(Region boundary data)
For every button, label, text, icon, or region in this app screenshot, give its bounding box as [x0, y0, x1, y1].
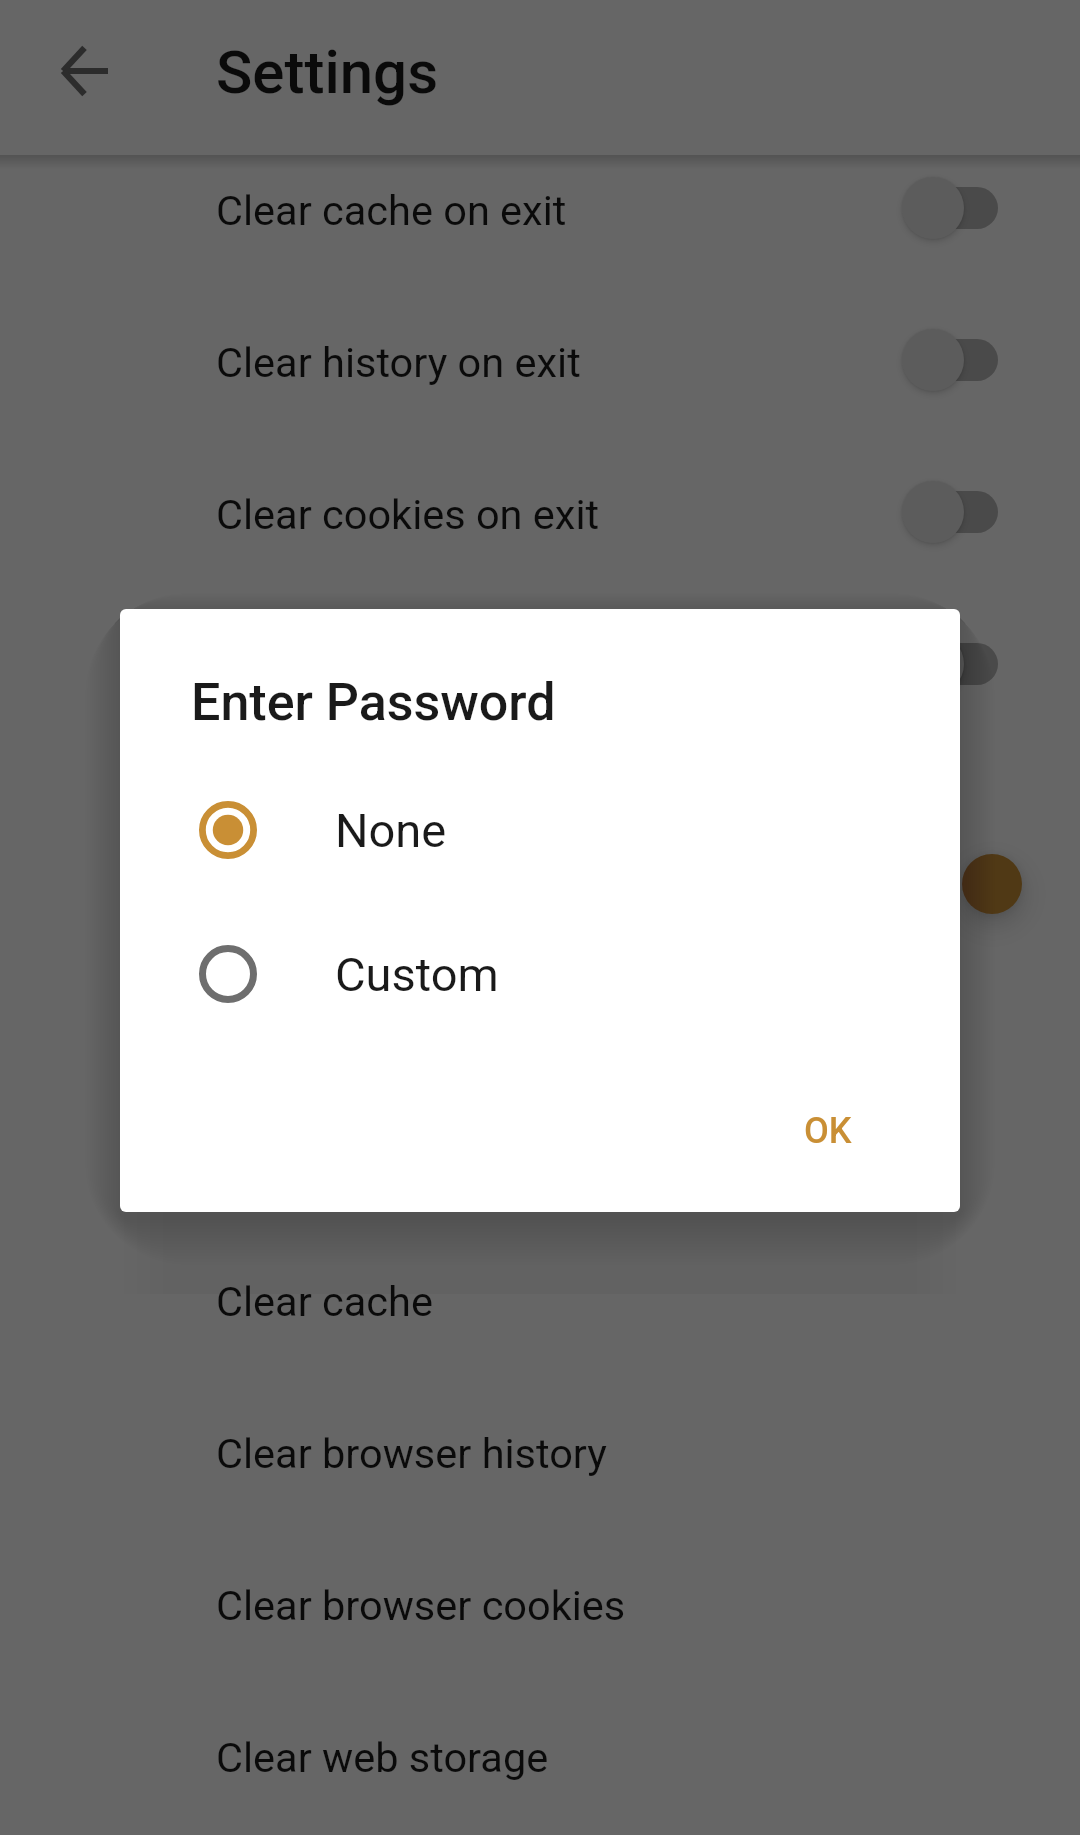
- button[interactable]: OK: [772, 1088, 884, 1174]
- button[interactable]: Clear cache on exit: [0, 134, 1080, 286]
- staticText: OK: [804, 1110, 852, 1152]
- button[interactable]: Custom: [120, 926, 960, 1022]
- staticText: Clear web storage: [216, 1733, 549, 1782]
- button[interactable]: Add: [962, 854, 1022, 914]
- staticText: Clear cache on exit: [216, 186, 567, 235]
- button[interactable]: Clear browser cookies: [0, 1529, 1080, 1681]
- staticText: Custom: [335, 947, 499, 1002]
- staticText: Settings: [216, 37, 439, 107]
- button[interactable]: Clear history on exit: [0, 286, 1080, 438]
- button[interactable]: Clear web storage: [0, 1681, 1080, 1833]
- button[interactable]: Clear cookies on exit: [0, 438, 1080, 590]
- staticText: Clear cache: [216, 1277, 433, 1326]
- staticText: Clear web storage on exit: [216, 642, 682, 691]
- button[interactable]: Back: [24, 18, 144, 138]
- staticText: None: [335, 803, 447, 858]
- staticText: Clear browser cookies: [216, 1581, 626, 1630]
- staticText: Enter Password: [191, 672, 556, 733]
- staticText: Clear browser history: [216, 1429, 607, 1478]
- staticText: Clear cookies on exit: [216, 490, 600, 539]
- button[interactable]: Clear web storage on exit: [0, 590, 1080, 742]
- button[interactable]: None: [120, 782, 960, 878]
- button[interactable]: Clear cache: [0, 1225, 1080, 1377]
- staticText: Clear history on exit: [216, 338, 581, 387]
- button[interactable]: Clear browser history: [0, 1377, 1080, 1529]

Requirement ::
Please write out the material line for line, beginning at the line that contains "- button[interactable]: OK: [772, 1088, 884, 1174]" and stopping after the line that contains "- button[interactable]: Clear history".

Response ::
- button[interactable]: OK: [772, 1088, 884, 1174]
- button[interactable]: Clear cache on exit: [0, 134, 1080, 286]
- staticText: OK: [804, 1110, 852, 1152]
- button[interactable]: Custom: [120, 926, 960, 1022]
- staticText: Clear web storage: [216, 1733, 549, 1782]
- button[interactable]: Add: [962, 854, 1022, 914]
- staticText: Clear cache on exit: [216, 186, 567, 235]
- button[interactable]: Clear browser cookies: [0, 1529, 1080, 1681]
- staticText: Custom: [335, 947, 499, 1002]
- staticText: Settings: [216, 37, 439, 107]
- button[interactable]: Clear history on exit: [0, 286, 1080, 438]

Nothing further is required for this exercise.